Start of Given records

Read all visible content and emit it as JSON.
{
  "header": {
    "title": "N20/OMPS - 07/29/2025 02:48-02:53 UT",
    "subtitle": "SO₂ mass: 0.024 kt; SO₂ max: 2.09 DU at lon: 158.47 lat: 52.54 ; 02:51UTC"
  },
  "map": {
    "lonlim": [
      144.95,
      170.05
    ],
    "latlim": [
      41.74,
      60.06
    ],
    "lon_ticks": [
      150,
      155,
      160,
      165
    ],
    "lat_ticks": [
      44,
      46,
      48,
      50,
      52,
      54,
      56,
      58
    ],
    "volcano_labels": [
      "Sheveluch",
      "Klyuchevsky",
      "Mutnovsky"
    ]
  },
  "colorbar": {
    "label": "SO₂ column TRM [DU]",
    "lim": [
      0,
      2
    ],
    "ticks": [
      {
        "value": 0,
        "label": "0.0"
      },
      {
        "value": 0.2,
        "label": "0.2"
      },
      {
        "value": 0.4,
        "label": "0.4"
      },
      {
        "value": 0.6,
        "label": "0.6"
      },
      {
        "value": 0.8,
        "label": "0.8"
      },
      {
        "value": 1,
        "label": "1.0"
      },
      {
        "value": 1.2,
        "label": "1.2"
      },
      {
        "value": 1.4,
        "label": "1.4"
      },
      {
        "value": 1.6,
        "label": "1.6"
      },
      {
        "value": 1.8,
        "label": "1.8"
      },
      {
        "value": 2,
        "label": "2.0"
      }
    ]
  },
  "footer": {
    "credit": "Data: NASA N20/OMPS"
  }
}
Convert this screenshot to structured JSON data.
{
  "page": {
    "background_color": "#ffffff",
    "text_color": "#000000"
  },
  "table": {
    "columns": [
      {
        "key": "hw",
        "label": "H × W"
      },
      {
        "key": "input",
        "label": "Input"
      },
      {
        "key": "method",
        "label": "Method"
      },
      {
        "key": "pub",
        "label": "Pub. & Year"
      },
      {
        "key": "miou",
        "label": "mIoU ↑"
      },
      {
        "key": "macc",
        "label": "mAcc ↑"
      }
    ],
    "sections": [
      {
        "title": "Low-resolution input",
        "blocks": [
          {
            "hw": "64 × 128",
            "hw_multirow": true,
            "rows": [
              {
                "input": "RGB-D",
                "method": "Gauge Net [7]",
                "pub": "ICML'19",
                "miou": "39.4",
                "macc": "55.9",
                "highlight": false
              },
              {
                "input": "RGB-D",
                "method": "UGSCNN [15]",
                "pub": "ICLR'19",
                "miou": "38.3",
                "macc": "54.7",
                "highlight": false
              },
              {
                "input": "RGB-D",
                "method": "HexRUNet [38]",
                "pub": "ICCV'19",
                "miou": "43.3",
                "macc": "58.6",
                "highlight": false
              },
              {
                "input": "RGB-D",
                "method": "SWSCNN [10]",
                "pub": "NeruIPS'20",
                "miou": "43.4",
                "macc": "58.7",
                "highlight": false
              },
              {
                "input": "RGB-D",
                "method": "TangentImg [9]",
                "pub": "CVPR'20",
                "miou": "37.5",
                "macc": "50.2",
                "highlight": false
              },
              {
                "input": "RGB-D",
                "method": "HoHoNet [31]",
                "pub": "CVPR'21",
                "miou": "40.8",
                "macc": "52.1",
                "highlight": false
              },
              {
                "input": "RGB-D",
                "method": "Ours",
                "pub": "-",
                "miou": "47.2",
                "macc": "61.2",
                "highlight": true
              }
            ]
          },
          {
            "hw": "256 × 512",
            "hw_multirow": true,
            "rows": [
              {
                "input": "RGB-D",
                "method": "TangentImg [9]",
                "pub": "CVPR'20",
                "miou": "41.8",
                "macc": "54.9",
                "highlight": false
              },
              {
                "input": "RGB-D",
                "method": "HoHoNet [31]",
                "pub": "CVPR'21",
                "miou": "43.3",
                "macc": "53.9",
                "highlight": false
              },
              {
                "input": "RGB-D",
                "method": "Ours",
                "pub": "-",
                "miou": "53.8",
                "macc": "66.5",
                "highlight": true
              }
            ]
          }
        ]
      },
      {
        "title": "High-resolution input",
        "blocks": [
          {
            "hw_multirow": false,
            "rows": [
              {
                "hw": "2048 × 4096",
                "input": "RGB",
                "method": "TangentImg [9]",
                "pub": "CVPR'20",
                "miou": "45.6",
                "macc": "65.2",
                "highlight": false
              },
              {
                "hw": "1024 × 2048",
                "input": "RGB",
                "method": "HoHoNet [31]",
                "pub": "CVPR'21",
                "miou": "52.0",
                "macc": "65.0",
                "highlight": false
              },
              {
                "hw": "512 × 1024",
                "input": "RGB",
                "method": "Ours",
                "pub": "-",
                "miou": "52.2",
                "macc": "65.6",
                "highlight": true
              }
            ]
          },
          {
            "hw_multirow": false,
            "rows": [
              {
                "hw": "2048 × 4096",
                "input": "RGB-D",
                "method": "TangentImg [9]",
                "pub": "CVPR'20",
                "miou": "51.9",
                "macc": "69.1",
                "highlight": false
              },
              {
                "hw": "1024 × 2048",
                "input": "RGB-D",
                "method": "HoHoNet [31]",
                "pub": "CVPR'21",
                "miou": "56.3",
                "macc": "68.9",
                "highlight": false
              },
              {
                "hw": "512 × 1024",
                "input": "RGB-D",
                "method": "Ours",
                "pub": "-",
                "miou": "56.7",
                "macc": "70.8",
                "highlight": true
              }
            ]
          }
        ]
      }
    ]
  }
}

End of Given records

## Prompt
Word for word, quote all of the data above.

## Task answer
Read all visible content and emit it as JSON.
{
  "header": {
    "title": "N20/OMPS - 07/29/2025 02:48-02:53 UT",
    "subtitle": "SO₂ mass: 0.024 kt; SO₂ max: 2.09 DU at lon: 158.47 lat: 52.54 ; 02:51UTC"
  },
  "map": {
    "lonlim": [
      144.95,
      170.05
    ],
    "latlim": [
      41.74,
      60.06
    ],
    "lon_ticks": [
      150,
      155,
      160,
      165
    ],
    "lat_ticks": [
      44,
      46,
      48,
      50,
      52,
      54,
      56,
      58
    ],
    "volcano_labels": [
      "Sheveluch",
      "Klyuchevsky",
      "Mutnovsky"
    ]
  },
  "colorbar": {
    "label": "SO₂ column TRM [DU]",
    "lim": [
      0,
      2
    ],
    "ticks": [
      {
        "value": 0,
        "label": "0.0"
      },
      {
        "value": 0.2,
        "label": "0.2"
      },
      {
        "value": 0.4,
        "label": "0.4"
      },
      {
        "value": 0.6,
        "label": "0.6"
      },
      {
        "value": 0.8,
        "label": "0.8"
      },
      {
        "value": 1,
        "label": "1.0"
      },
      {
        "value": 1.2,
        "label": "1.2"
      },
      {
        "value": 1.4,
        "label": "1.4"
      },
      {
        "value": 1.6,
        "label": "1.6"
      },
      {
        "value": 1.8,
        "label": "1.8"
      },
      {
        "value": 2,
        "label": "2.0"
      }
    ]
  },
  "footer": {
    "credit": "Data: NASA N20/OMPS"
  }
}
Convert this screenshot to structured JSON data.
{
  "page": {
    "background_color": "#ffffff",
    "text_color": "#000000"
  },
  "table": {
    "columns": [
      {
        "key": "hw",
        "label": "H × W"
      },
      {
        "key": "input",
        "label": "Input"
      },
      {
        "key": "method",
        "label": "Method"
      },
      {
        "key": "pub",
        "label": "Pub. & Year"
      },
      {
        "key": "miou",
        "label": "mIoU ↑"
      },
      {
        "key": "macc",
        "label": "mAcc ↑"
      }
    ],
    "sections": [
      {
        "title": "Low-resolution input",
        "blocks": [
          {
            "hw": "64 × 128",
            "hw_multirow": true,
            "rows": [
              {
                "input": "RGB-D",
                "method": "Gauge Net [7]",
                "pub": "ICML'19",
                "miou": "39.4",
                "macc": "55.9",
                "highlight": false
              },
              {
                "input": "RGB-D",
                "method": "UGSCNN [15]",
                "pub": "ICLR'19",
                "miou": "38.3",
                "macc": "54.7",
                "highlight": false
              },
              {
                "input": "RGB-D",
                "method": "HexRUNet [38]",
                "pub": "ICCV'19",
                "miou": "43.3",
                "macc": "58.6",
                "highlight": false
              },
              {
                "input": "RGB-D",
                "method": "SWSCNN [10]",
                "pub": "NeruIPS'20",
                "miou": "43.4",
                "macc": "58.7",
                "highlight": false
              },
              {
                "input": "RGB-D",
                "method": "TangentImg [9]",
                "pub": "CVPR'20",
                "miou": "37.5",
                "macc": "50.2",
                "highlight": false
              },
              {
                "input": "RGB-D",
                "method": "HoHoNet [31]",
                "pub": "CVPR'21",
                "miou": "40.8",
                "macc": "52.1",
                "highlight": false
              },
              {
                "input": "RGB-D",
                "method": "Ours",
                "pub": "-",
                "miou": "47.2",
                "macc": "61.2",
                "highlight": true
              }
            ]
          },
          {
            "hw": "256 × 512",
            "hw_multirow": true,
            "rows": [
              {
                "input": "RGB-D",
                "method": "TangentImg [9]",
                "pub": "CVPR'20",
                "miou": "41.8",
                "macc": "54.9",
                "highlight": false
              },
              {
                "input": "RGB-D",
                "method": "HoHoNet [31]",
                "pub": "CVPR'21",
                "miou": "43.3",
                "macc": "53.9",
                "highlight": false
              },
              {
                "input": "RGB-D",
                "method": "Ours",
                "pub": "-",
                "miou": "53.8",
                "macc": "66.5",
                "highlight": true
              }
            ]
          }
        ]
      },
      {
        "title": "High-resolution input",
        "blocks": [
          {
            "hw_multirow": false,
            "rows": [
              {
                "hw": "2048 × 4096",
                "input": "RGB",
                "method": "TangentImg [9]",
                "pub": "CVPR'20",
                "miou": "45.6",
                "macc": "65.2",
                "highlight": false
              },
              {
                "hw": "1024 × 2048",
                "input": "RGB",
                "method": "HoHoNet [31]",
                "pub": "CVPR'21",
                "miou": "52.0",
                "macc": "65.0",
                "highlight": false
              },
              {
                "hw": "512 × 1024",
                "input": "RGB",
                "method": "Ours",
                "pub": "-",
                "miou": "52.2",
                "macc": "65.6",
                "highlight": true
              }
            ]
          },
          {
            "hw_multirow": false,
            "rows": [
              {
                "hw": "2048 × 4096",
                "input": "RGB-D",
                "method": "TangentImg [9]",
                "pub": "CVPR'20",
                "miou": "51.9",
                "macc": "69.1",
                "highlight": false
              },
              {
                "hw": "1024 × 2048",
                "input": "RGB-D",
                "method": "HoHoNet [31]",
                "pub": "CVPR'21",
                "miou": "56.3",
                "macc": "68.9",
                "highlight": false
              },
              {
                "hw": "512 × 1024",
                "input": "RGB-D",
                "method": "Ours",
                "pub": "-",
                "miou": "56.7",
                "macc": "70.8",
                "highlight": true
              }
            ]
          }
        ]
      }
    ]
  }
}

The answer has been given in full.